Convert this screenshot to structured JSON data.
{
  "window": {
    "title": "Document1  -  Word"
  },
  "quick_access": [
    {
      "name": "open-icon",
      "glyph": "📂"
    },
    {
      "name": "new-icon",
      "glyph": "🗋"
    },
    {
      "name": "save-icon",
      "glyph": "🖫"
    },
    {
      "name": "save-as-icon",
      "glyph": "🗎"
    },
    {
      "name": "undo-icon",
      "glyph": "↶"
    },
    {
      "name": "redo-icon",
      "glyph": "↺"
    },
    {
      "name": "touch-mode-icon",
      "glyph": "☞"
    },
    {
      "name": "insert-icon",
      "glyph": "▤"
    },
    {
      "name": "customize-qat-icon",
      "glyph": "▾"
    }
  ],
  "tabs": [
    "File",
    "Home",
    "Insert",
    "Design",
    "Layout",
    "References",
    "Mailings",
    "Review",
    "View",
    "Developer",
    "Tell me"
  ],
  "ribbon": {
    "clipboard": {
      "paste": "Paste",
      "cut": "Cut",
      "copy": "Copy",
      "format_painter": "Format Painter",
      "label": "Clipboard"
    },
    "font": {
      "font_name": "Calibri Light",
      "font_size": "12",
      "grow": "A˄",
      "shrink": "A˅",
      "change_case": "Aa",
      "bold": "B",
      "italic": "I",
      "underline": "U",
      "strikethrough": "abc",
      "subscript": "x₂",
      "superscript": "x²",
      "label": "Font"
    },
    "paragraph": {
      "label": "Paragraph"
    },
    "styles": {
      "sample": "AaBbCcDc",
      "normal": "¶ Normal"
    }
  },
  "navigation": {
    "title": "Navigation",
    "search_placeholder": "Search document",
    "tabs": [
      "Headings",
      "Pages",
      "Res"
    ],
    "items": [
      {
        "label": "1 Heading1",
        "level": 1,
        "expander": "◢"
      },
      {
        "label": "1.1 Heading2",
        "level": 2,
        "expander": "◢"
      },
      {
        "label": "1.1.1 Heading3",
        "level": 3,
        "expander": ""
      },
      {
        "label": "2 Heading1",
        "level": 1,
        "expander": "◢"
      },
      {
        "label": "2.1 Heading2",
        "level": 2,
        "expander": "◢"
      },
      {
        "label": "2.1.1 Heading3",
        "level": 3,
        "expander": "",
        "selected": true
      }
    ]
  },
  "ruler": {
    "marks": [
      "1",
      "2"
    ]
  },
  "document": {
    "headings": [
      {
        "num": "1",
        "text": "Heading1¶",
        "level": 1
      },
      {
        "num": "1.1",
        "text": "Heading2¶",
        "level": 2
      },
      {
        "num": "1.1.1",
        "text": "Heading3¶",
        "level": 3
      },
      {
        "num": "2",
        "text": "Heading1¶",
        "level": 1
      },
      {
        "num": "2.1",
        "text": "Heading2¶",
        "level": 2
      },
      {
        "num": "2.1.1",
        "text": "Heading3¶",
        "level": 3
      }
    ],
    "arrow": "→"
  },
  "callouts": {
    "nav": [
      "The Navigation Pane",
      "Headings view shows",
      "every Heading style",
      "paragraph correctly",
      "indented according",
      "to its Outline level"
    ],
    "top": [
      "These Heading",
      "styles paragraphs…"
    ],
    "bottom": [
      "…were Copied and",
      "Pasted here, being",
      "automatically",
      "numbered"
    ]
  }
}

• EXERCISE
Please output every record, keeping each line exact.

• EXERCISE SOLUTION
Convert this screenshot to structured JSON data.
{
  "window": {
    "title": "Document1  -  Word"
  },
  "quick_access": [
    {
      "name": "open-icon",
      "glyph": "📂"
    },
    {
      "name": "new-icon",
      "glyph": "🗋"
    },
    {
      "name": "save-icon",
      "glyph": "🖫"
    },
    {
      "name": "save-as-icon",
      "glyph": "🗎"
    },
    {
      "name": "undo-icon",
      "glyph": "↶"
    },
    {
      "name": "redo-icon",
      "glyph": "↺"
    },
    {
      "name": "touch-mode-icon",
      "glyph": "☞"
    },
    {
      "name": "insert-icon",
      "glyph": "▤"
    },
    {
      "name": "customize-qat-icon",
      "glyph": "▾"
    }
  ],
  "tabs": [
    "File",
    "Home",
    "Insert",
    "Design",
    "Layout",
    "References",
    "Mailings",
    "Review",
    "View",
    "Developer",
    "Tell me"
  ],
  "ribbon": {
    "clipboard": {
      "paste": "Paste",
      "cut": "Cut",
      "copy": "Copy",
      "format_painter": "Format Painter",
      "label": "Clipboard"
    },
    "font": {
      "font_name": "Calibri Light",
      "font_size": "12",
      "grow": "A˄",
      "shrink": "A˅",
      "change_case": "Aa",
      "bold": "B",
      "italic": "I",
      "underline": "U",
      "strikethrough": "abc",
      "subscript": "x₂",
      "superscript": "x²",
      "label": "Font"
    },
    "paragraph": {
      "label": "Paragraph"
    },
    "styles": {
      "sample": "AaBbCcDc",
      "normal": "¶ Normal"
    }
  },
  "navigation": {
    "title": "Navigation",
    "search_placeholder": "Search document",
    "tabs": [
      "Headings",
      "Pages",
      "Res"
    ],
    "items": [
      {
        "label": "1 Heading1",
        "level": 1,
        "expander": "◢"
      },
      {
        "label": "1.1 Heading2",
        "level": 2,
        "expander": "◢"
      },
      {
        "label": "1.1.1 Heading3",
        "level": 3,
        "expander": ""
      },
      {
        "label": "2 Heading1",
        "level": 1,
        "expander": "◢"
      },
      {
        "label": "2.1 Heading2",
        "level": 2,
        "expander": "◢"
      },
      {
        "label": "2.1.1 Heading3",
        "level": 3,
        "expander": "",
        "selected": true
      }
    ]
  },
  "ruler": {
    "marks": [
      "1",
      "2"
    ]
  },
  "document": {
    "headings": [
      {
        "num": "1",
        "text": "Heading1¶",
        "level": 1
      },
      {
        "num": "1.1",
        "text": "Heading2¶",
        "level": 2
      },
      {
        "num": "1.1.1",
        "text": "Heading3¶",
        "level": 3
      },
      {
        "num": "2",
        "text": "Heading1¶",
        "level": 1
      },
      {
        "num": "2.1",
        "text": "Heading2¶",
        "level": 2
      },
      {
        "num": "2.1.1",
        "text": "Heading3¶",
        "level": 3
      }
    ],
    "arrow": "→"
  },
  "callouts": {
    "nav": [
      "The Navigation Pane",
      "Headings view shows",
      "every Heading style",
      "paragraph correctly",
      "indented according",
      "to its Outline level"
    ],
    "top": [
      "These Heading",
      "styles paragraphs…"
    ],
    "bottom": [
      "…were Copied and",
      "Pasted here, being",
      "automatically",
      "numbered"
    ]
  }
}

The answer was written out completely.